#### Exercise
Show each line from the listing that includes the word "Uout".

----------------

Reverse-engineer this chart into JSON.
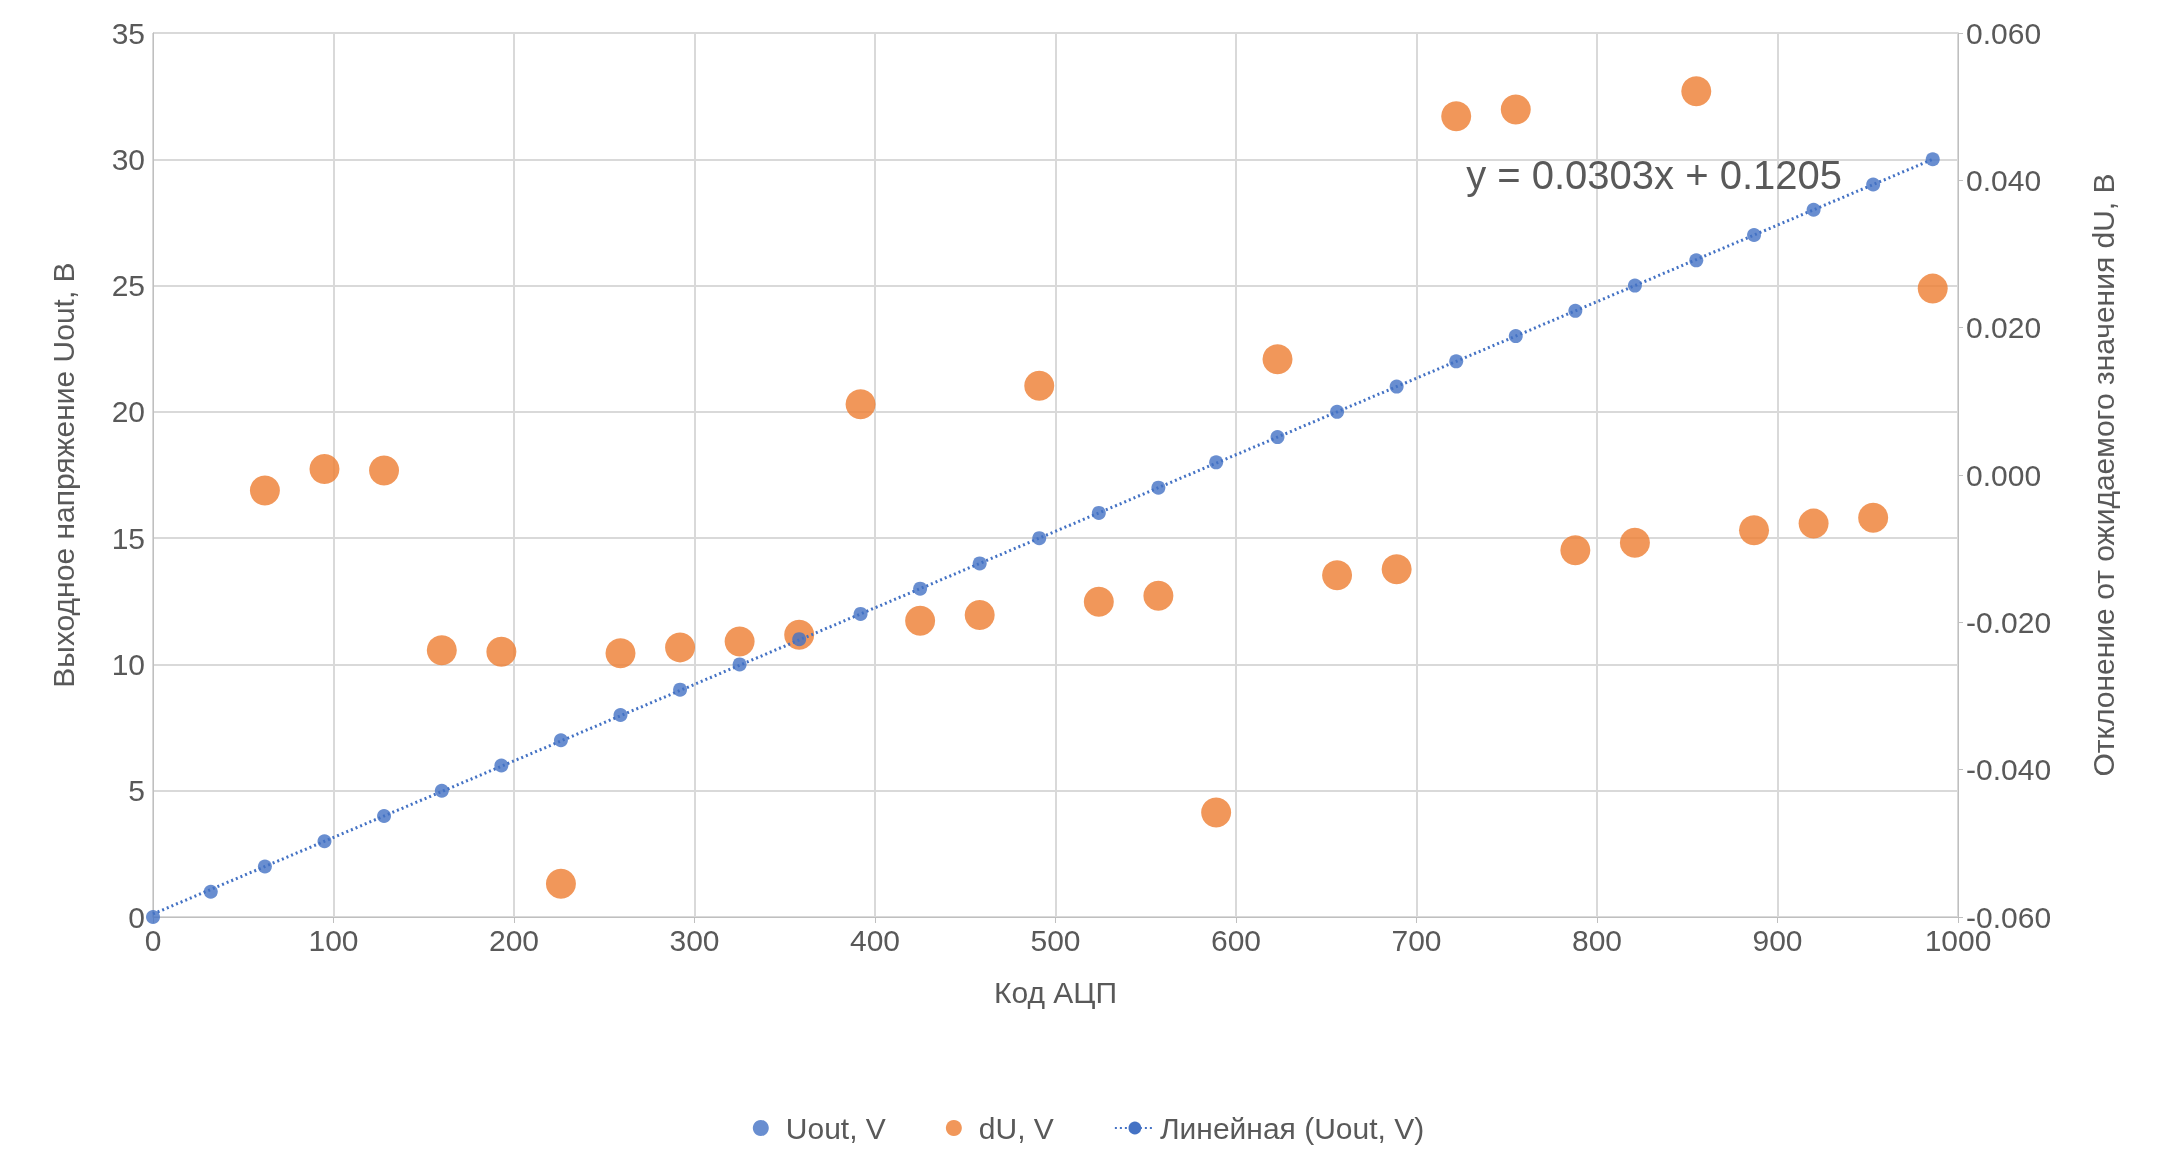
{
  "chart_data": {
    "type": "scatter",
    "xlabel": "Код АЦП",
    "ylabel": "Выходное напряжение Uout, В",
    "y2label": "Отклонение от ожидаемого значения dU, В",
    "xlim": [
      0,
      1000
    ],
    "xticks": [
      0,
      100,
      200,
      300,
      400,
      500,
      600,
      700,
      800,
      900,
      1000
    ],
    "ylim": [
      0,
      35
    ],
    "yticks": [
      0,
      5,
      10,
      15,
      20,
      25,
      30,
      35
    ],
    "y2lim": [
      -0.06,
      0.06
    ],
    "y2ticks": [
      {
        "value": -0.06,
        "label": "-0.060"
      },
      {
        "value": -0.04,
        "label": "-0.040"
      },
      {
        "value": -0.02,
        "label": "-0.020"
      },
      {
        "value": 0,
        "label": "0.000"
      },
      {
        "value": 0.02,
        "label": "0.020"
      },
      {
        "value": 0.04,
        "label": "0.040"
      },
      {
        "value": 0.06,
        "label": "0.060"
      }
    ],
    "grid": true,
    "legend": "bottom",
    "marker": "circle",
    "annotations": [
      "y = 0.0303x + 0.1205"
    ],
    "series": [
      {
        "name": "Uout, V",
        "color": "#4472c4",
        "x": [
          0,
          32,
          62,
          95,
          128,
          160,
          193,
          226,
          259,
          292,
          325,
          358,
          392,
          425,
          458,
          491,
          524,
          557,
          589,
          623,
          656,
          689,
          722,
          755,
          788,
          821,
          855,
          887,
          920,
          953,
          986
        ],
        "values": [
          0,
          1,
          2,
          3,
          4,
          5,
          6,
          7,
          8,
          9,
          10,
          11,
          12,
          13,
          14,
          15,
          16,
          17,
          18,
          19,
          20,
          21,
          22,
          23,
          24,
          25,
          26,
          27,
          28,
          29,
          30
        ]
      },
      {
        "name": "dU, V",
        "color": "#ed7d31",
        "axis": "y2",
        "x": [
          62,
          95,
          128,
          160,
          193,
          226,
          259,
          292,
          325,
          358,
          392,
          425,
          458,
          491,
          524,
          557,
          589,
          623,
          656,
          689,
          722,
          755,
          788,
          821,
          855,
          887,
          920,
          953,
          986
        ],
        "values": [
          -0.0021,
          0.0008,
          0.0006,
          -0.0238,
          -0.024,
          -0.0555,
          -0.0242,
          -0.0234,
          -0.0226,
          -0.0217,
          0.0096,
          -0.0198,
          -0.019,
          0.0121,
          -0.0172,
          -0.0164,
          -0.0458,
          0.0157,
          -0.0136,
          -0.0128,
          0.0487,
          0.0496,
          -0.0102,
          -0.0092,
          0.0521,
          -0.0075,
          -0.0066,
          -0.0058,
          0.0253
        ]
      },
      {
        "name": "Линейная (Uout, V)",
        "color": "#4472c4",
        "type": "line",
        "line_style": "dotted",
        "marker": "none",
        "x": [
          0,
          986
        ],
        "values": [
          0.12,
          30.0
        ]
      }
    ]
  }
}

----------------

#### Solved exercise
    "ylabel": "Выходное напряжение Uout, В",
        "name": "Uout, V",
        "name": "Линейная (Uout, V)",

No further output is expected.